### Work to do:
Reproduce every entry exactly, without alteration.

Stored items from a collection:
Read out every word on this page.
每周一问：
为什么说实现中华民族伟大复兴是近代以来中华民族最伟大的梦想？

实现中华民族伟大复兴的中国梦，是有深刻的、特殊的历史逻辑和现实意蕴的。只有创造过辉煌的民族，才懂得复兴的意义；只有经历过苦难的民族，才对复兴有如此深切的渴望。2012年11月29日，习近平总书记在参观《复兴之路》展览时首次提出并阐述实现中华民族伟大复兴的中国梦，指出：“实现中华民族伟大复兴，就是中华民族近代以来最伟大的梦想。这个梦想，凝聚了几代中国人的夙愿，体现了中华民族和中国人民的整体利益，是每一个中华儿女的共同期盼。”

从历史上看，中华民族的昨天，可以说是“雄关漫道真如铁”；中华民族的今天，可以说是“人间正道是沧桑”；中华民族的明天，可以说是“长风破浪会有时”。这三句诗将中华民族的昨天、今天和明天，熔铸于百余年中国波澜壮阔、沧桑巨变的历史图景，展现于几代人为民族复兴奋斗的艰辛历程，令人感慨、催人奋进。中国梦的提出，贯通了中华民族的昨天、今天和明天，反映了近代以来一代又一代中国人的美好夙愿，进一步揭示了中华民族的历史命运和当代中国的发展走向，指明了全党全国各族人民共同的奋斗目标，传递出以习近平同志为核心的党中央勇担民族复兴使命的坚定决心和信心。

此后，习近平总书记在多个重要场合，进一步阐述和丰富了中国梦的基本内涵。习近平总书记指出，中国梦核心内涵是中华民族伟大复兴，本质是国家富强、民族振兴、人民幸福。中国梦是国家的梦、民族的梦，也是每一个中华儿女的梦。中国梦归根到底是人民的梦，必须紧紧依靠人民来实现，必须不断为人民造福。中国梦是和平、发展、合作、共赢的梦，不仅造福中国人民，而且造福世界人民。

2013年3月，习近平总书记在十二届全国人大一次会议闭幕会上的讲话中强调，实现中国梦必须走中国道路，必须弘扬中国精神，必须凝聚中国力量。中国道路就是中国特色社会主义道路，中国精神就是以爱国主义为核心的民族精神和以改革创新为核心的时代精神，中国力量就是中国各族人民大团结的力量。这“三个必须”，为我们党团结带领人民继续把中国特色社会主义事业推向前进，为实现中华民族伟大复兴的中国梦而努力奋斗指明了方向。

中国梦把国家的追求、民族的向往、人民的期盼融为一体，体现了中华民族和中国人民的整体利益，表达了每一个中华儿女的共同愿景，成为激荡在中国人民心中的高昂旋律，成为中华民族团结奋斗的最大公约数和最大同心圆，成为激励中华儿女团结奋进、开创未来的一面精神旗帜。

### The completed task:
Read out every word on this page.
每周一问：
为什么说实现中华民族伟大复兴是近代以来中华民族最伟大的梦想？

实现中华民族伟大复兴的中国梦，是有深刻的、特殊的历史逻辑和现实意蕴的。只有创造过辉煌的民族，才懂得复兴的意义；只有经历过苦难的民族，才对复兴有如此深切的渴望。2012年11月29日，习近平总书记在参观《复兴之路》展览时首次提出并阐述实现中华民族伟大复兴的中国梦，指出：“实现中华民族伟大复兴，就是中华民族近代以来最伟大的梦想。这个梦想，凝聚了几代中国人的夙愿，体现了中华民族和中国人民的整体利益，是每一个中华儿女的共同期盼。”

从历史上看，中华民族的昨天，可以说是“雄关漫道真如铁”；中华民族的今天，可以说是“人间正道是沧桑”；中华民族的明天，可以说是“长风破浪会有时”。这三句诗将中华民族的昨天、今天和明天，熔铸于百余年中国波澜壮阔、沧桑巨变的历史图景，展现于几代人为民族复兴奋斗的艰辛历程，令人感慨、催人奋进。中国梦的提出，贯通了中华民族的昨天、今天和明天，反映了近代以来一代又一代中国人的美好夙愿，进一步揭示了中华民族的历史命运和当代中国的发展走向，指明了全党全国各族人民共同的奋斗目标，传递出以习近平同志为核心的党中央勇担民族复兴使命的坚定决心和信心。

此后，习近平总书记在多个重要场合，进一步阐述和丰富了中国梦的基本内涵。习近平总书记指出，中国梦核心内涵是中华民族伟大复兴，本质是国家富强、民族振兴、人民幸福。中国梦是国家的梦、民族的梦，也是每一个中华儿女的梦。中国梦归根到底是人民的梦，必须紧紧依靠人民来实现，必须不断为人民造福。中国梦是和平、发展、合作、共赢的梦，不仅造福中国人民，而且造福世界人民。

2013年3月，习近平总书记在十二届全国人大一次会议闭幕会上的讲话中强调，实现中国梦必须走中国道路，必须弘扬中国精神，必须凝聚中国力量。中国道路就是中国特色社会主义道路，中国精神就是以爱国主义为核心的民族精神和以改革创新为核心的时代精神，中国力量就是中国各族人民大团结的力量。这“三个必须”，为我们党团结带领人民继续把中国特色社会主义事业推向前进，为实现中华民族伟大复兴的中国梦而努力奋斗指明了方向。

中国梦把国家的追求、民族的向往、人民的期盼融为一体，体现了中华民族和中国人民的整体利益，表达了每一个中华儿女的共同愿景，成为激荡在中国人民心中的高昂旋律，成为中华民族团结奋斗的最大公约数和最大同心圆，成为激励中华儿女团结奋进、开创未来的一面精神旗帜。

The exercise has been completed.